* _Given exercise_
Using the data below, copy every line that contains the word "page".

* _Given data_

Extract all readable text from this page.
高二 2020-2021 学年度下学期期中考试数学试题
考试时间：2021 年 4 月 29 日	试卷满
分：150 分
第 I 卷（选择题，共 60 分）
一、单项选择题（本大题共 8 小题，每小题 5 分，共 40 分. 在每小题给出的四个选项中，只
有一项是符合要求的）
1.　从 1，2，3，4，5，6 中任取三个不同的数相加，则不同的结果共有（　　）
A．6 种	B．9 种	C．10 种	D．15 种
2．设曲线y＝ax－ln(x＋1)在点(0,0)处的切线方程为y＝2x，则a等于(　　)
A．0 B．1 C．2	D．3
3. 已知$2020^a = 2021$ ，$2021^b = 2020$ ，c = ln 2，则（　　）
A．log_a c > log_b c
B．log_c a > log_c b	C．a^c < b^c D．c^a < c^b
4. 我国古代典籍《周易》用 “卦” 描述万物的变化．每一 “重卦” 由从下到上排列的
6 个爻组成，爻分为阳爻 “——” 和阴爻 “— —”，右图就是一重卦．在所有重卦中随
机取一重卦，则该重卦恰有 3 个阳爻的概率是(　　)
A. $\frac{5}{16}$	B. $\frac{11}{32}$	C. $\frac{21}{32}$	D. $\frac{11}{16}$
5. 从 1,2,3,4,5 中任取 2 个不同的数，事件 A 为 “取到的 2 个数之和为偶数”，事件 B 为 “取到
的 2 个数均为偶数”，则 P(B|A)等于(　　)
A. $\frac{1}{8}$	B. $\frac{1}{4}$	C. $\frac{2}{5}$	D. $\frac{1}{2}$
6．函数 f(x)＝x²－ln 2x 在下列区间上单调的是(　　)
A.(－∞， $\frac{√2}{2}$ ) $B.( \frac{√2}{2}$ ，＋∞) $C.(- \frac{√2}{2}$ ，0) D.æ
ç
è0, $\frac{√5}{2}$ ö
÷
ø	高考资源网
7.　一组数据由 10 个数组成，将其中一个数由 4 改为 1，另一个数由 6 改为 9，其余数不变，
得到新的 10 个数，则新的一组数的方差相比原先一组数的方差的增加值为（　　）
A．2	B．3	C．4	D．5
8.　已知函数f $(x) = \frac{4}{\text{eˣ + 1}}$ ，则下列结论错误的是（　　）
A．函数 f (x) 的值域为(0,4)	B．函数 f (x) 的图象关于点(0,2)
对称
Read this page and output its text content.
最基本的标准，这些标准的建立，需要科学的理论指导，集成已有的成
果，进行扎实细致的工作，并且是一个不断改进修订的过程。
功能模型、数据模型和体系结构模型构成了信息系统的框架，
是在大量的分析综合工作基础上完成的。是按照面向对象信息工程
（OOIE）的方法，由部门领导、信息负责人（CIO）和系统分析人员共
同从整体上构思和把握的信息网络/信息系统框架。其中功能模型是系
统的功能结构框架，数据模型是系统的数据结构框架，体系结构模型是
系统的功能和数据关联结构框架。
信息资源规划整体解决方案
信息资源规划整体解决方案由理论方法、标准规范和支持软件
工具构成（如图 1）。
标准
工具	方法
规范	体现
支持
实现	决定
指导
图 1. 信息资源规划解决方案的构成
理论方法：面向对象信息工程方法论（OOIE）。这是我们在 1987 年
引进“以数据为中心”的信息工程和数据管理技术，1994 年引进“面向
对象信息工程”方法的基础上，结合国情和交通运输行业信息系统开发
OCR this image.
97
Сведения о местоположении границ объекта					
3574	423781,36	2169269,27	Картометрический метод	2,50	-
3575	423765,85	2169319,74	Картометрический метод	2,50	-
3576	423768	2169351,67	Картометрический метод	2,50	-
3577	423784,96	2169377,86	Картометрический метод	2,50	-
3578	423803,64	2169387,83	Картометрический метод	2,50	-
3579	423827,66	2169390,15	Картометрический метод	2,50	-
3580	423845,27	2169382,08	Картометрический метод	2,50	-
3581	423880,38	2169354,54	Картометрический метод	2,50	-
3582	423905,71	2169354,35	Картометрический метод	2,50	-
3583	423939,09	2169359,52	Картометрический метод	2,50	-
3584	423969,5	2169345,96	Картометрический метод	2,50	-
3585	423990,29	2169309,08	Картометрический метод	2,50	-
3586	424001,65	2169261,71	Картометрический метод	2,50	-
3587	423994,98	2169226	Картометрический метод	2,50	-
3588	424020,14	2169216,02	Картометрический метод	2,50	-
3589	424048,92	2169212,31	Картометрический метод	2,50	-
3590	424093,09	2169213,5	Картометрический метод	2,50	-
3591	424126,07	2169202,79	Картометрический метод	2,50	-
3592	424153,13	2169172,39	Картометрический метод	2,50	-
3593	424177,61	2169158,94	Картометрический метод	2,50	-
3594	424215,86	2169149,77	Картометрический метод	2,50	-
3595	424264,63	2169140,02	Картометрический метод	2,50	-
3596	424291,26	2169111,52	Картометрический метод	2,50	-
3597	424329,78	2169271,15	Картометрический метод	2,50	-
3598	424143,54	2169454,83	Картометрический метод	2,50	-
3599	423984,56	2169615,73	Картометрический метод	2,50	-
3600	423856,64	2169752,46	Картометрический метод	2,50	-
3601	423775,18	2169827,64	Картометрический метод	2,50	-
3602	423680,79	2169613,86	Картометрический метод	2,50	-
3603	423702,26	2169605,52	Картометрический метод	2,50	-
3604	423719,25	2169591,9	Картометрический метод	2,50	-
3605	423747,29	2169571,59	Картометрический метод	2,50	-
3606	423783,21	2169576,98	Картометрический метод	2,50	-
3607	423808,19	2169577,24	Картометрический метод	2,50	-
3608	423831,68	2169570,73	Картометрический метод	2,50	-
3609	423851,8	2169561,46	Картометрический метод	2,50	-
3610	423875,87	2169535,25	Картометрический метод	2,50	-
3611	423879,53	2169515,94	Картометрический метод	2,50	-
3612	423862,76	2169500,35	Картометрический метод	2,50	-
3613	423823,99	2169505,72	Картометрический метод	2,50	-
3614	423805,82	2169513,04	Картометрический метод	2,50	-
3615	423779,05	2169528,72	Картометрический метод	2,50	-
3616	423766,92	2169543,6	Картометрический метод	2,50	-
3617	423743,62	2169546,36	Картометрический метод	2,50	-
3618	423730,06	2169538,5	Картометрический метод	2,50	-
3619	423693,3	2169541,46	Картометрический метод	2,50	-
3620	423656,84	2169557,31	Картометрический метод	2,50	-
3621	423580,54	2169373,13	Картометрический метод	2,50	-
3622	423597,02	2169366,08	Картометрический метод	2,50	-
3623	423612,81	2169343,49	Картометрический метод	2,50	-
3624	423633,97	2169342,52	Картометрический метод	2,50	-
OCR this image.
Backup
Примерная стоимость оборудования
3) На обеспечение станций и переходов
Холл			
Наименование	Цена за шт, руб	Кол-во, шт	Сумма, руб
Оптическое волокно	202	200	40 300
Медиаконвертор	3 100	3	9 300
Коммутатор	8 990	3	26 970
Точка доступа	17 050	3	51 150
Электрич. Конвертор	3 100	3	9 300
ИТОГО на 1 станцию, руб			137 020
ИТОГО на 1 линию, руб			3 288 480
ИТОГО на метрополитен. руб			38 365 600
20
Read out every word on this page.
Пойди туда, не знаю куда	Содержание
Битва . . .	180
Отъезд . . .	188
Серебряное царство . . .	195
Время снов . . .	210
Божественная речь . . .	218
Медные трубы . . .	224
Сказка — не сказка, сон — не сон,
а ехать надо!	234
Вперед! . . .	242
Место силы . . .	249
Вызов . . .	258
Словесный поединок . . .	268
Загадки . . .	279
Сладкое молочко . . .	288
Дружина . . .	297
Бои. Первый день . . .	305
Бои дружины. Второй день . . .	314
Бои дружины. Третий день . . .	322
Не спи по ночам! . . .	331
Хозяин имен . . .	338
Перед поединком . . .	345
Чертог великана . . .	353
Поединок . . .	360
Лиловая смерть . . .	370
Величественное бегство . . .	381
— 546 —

* _Reply to the task_
Extract all readable text from this page.
Read this page and output its text content.
Read out every word on this page.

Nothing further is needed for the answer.